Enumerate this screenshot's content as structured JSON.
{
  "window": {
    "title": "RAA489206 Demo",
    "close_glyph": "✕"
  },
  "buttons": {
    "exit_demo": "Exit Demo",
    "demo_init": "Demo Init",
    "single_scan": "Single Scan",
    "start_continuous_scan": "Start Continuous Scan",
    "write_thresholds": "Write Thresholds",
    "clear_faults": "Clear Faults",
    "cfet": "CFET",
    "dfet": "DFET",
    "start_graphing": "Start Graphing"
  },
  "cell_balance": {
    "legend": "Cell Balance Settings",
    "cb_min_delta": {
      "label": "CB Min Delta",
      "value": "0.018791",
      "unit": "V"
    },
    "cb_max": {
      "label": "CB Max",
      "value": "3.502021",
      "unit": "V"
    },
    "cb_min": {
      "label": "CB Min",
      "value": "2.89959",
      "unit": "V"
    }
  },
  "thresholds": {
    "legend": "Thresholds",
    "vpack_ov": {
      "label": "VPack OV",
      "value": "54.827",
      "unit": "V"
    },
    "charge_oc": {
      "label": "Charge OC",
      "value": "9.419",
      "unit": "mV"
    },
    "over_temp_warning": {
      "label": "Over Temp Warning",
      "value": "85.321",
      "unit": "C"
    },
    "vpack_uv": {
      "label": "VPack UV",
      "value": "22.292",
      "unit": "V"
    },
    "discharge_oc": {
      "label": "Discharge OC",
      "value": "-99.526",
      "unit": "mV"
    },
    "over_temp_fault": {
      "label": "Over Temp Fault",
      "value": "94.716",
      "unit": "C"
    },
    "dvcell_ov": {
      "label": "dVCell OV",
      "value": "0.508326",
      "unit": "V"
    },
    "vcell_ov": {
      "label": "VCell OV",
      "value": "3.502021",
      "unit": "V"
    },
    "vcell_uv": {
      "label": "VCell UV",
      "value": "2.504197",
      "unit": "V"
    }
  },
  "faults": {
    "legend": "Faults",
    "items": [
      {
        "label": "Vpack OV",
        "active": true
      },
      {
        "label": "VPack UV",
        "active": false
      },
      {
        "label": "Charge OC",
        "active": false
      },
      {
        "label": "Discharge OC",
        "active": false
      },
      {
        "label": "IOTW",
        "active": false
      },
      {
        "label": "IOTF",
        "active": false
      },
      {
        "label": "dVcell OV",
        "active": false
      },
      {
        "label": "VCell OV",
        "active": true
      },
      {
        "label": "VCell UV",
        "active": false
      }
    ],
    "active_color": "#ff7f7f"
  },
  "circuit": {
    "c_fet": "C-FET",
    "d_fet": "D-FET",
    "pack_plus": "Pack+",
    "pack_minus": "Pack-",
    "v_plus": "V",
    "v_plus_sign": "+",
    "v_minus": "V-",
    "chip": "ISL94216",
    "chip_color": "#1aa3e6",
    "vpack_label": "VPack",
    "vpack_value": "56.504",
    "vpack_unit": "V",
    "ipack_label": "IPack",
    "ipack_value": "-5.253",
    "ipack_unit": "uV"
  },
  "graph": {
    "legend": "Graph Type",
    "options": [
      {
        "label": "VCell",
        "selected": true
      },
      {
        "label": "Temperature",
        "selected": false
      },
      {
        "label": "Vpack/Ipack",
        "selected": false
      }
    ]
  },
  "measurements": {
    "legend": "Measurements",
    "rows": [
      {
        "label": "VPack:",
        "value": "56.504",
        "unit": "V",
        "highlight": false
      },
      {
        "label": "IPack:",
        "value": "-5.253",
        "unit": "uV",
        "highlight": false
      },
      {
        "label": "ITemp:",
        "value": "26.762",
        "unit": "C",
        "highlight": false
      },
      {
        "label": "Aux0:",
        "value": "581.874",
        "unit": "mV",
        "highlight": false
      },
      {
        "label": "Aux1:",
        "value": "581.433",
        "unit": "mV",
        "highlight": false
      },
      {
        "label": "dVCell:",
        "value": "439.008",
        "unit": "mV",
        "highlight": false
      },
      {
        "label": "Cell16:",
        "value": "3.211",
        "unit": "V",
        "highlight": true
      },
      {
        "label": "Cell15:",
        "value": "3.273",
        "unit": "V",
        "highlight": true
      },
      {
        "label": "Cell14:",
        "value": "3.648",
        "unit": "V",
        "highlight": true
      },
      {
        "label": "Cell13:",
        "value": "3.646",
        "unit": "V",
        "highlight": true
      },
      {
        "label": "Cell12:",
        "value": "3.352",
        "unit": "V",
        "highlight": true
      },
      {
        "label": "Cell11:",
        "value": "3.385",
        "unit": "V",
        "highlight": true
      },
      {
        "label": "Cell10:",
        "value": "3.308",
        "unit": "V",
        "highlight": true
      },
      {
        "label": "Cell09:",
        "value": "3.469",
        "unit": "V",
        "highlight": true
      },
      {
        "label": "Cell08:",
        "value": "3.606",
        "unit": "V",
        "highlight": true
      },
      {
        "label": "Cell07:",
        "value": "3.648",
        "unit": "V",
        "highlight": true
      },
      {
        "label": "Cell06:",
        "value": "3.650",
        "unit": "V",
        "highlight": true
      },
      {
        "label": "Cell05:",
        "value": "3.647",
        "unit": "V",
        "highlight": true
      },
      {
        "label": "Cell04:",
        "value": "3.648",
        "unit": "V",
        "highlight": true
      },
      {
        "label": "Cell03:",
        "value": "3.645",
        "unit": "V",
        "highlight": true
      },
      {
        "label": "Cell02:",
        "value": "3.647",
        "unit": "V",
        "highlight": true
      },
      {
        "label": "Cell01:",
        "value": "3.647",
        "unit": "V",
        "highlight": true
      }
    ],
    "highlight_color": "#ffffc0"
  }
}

+ + + + +

Task description: Indicate how many lines of the material include the word "legend"; the number alone is required.

Solution below: 5